Aim of the task:
Copy out every line that contains the word "mattis".

Task material:
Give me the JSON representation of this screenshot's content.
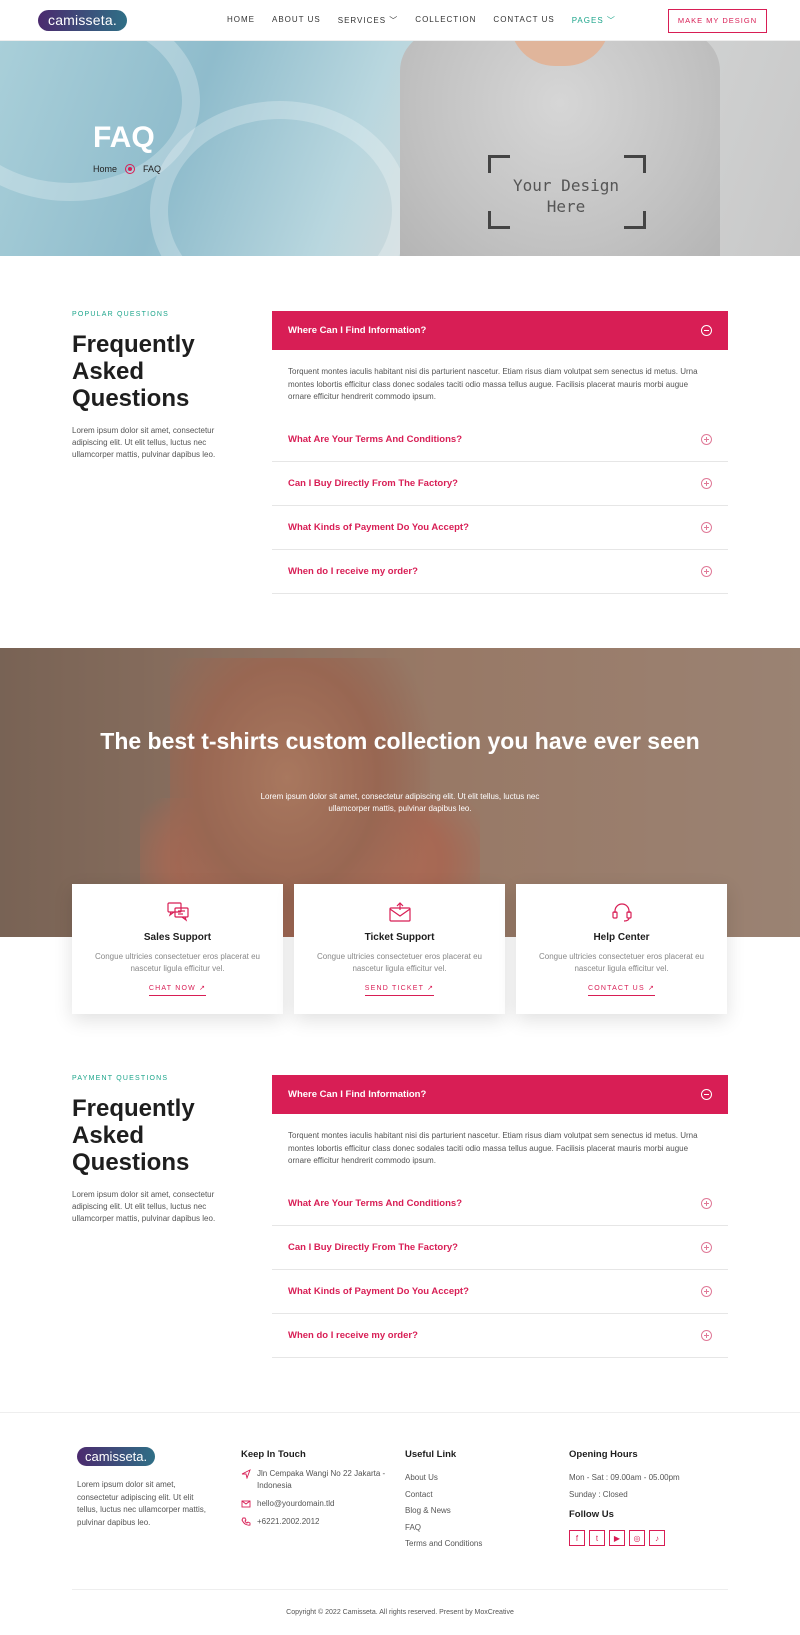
{
  "nav": {
    "logo": "camisseta.",
    "links": [
      "HOME",
      "ABOUT US",
      "SERVICES",
      "COLLECTION",
      "CONTACT US",
      "PAGES"
    ],
    "active": "PAGES",
    "cta": "MAKE MY DESIGN"
  },
  "hero": {
    "title": "FAQ",
    "breadcrumb_home": "Home",
    "breadcrumb_current": "FAQ",
    "shirt_text_line1": "Your Design",
    "shirt_text_line2": "Here"
  },
  "faq1": {
    "eyebrow": "POPULAR QUESTIONS",
    "heading": "Frequently Asked Questions",
    "description": "Lorem ipsum dolor sit amet, consectetur adipiscing elit. Ut elit tellus, luctus nec ullamcorper mattis, pulvinar dapibus leo.",
    "open_question": "Where Can I Find Information?",
    "open_answer": "Torquent montes iaculis habitant nisi dis parturient nascetur. Etiam risus diam volutpat sem senectus id metus. Urna montes lobortis efficitur class donec sodales taciti odio massa tellus augue. Facilisis placerat mauris morbi augue ornare efficitur hendrerit commodo ipsum.",
    "questions": [
      "What Are Your Terms And Conditions?",
      "Can I Buy Directly From The Factory?",
      "What Kinds of Payment Do You Accept?",
      "When do I receive my order?"
    ]
  },
  "banner": {
    "title": "The best t-shirts custom collection you have ever seen",
    "subtitle": "Lorem ipsum dolor sit amet, consectetur adipiscing elit. Ut elit tellus, luctus nec ullamcorper mattis, pulvinar dapibus leo."
  },
  "cards": [
    {
      "title": "Sales Support",
      "text": "Congue ultricies consectetuer eros placerat eu nascetur ligula efficitur vel.",
      "link": "CHAT NOW ↗",
      "icon": "chat-bubbles-icon"
    },
    {
      "title": "Ticket Support",
      "text": "Congue ultricies consectetuer eros placerat eu nascetur ligula efficitur vel.",
      "link": "SEND TICKET ↗",
      "icon": "envelope-icon"
    },
    {
      "title": "Help Center",
      "text": "Congue ultricies consectetuer eros placerat eu nascetur ligula efficitur vel.",
      "link": "CONTACT US ↗",
      "icon": "headset-icon"
    }
  ],
  "faq2": {
    "eyebrow": "PAYMENT QUESTIONS",
    "heading": "Frequently Asked Questions",
    "description": "Lorem ipsum dolor sit amet, consectetur adipiscing elit. Ut elit tellus, luctus nec ullamcorper mattis, pulvinar dapibus leo.",
    "open_question": "Where Can I Find Information?",
    "open_answer": "Torquent montes iaculis habitant nisi dis parturient nascetur. Etiam risus diam volutpat sem senectus id metus. Urna montes lobortis efficitur class donec sodales taciti odio massa tellus augue. Facilisis placerat mauris morbi augue ornare efficitur hendrerit commodo ipsum.",
    "questions": [
      "What Are Your Terms And Conditions?",
      "Can I Buy Directly From The Factory?",
      "What Kinds of Payment Do You Accept?",
      "When do I receive my order?"
    ]
  },
  "footer": {
    "logo": "camisseta.",
    "about": "Lorem ipsum dolor sit amet, consectetur adipiscing elit. Ut elit tellus, luctus nec ullamcorper mattis, pulvinar dapibus leo.",
    "keep_in_touch": "Keep In Touch",
    "address": "Jln Cempaka Wangi No 22 Jakarta - Indonesia",
    "email": "hello@yourdomain.tld",
    "phone": "+6221.2002.2012",
    "useful_link": "Useful Link",
    "links": [
      "About Us",
      "Contact",
      "Blog & News",
      "FAQ",
      "Terms and Conditions"
    ],
    "opening_hours": "Opening Hours",
    "hours_week": "Mon - Sat : 09.00am - 05.00pm",
    "hours_sunday": "Sunday : Closed",
    "follow_us": "Follow Us",
    "socials": [
      "f",
      "t",
      "▶",
      "◎",
      "♪"
    ],
    "copyright": "Copyright © 2022 Camisseta. All rights reserved. Present by MoxCreative"
  },
  "colors": {
    "accent": "#d81e55",
    "green": "#1da58b"
  }
}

Expected output:
    "description": "Lorem ipsum dolor sit amet, consectetur adipiscing elit. Ut elit tellus, luctus nec ullamcorper mattis, pulvinar dapibus leo.",
    "subtitle": "Lorem ipsum dolor sit amet, consectetur adipiscing elit. Ut elit tellus, luctus nec ullamcorper mattis, pulvinar dapibus leo."
    "description": "Lorem ipsum dolor sit amet, consectetur adipiscing elit. Ut elit tellus, luctus nec ullamcorper mattis, pulvinar dapibus leo.",
    "about": "Lorem ipsum dolor sit amet, consectetur adipiscing elit. Ut elit tellus, luctus nec ullamcorper mattis, pulvinar dapibus leo.",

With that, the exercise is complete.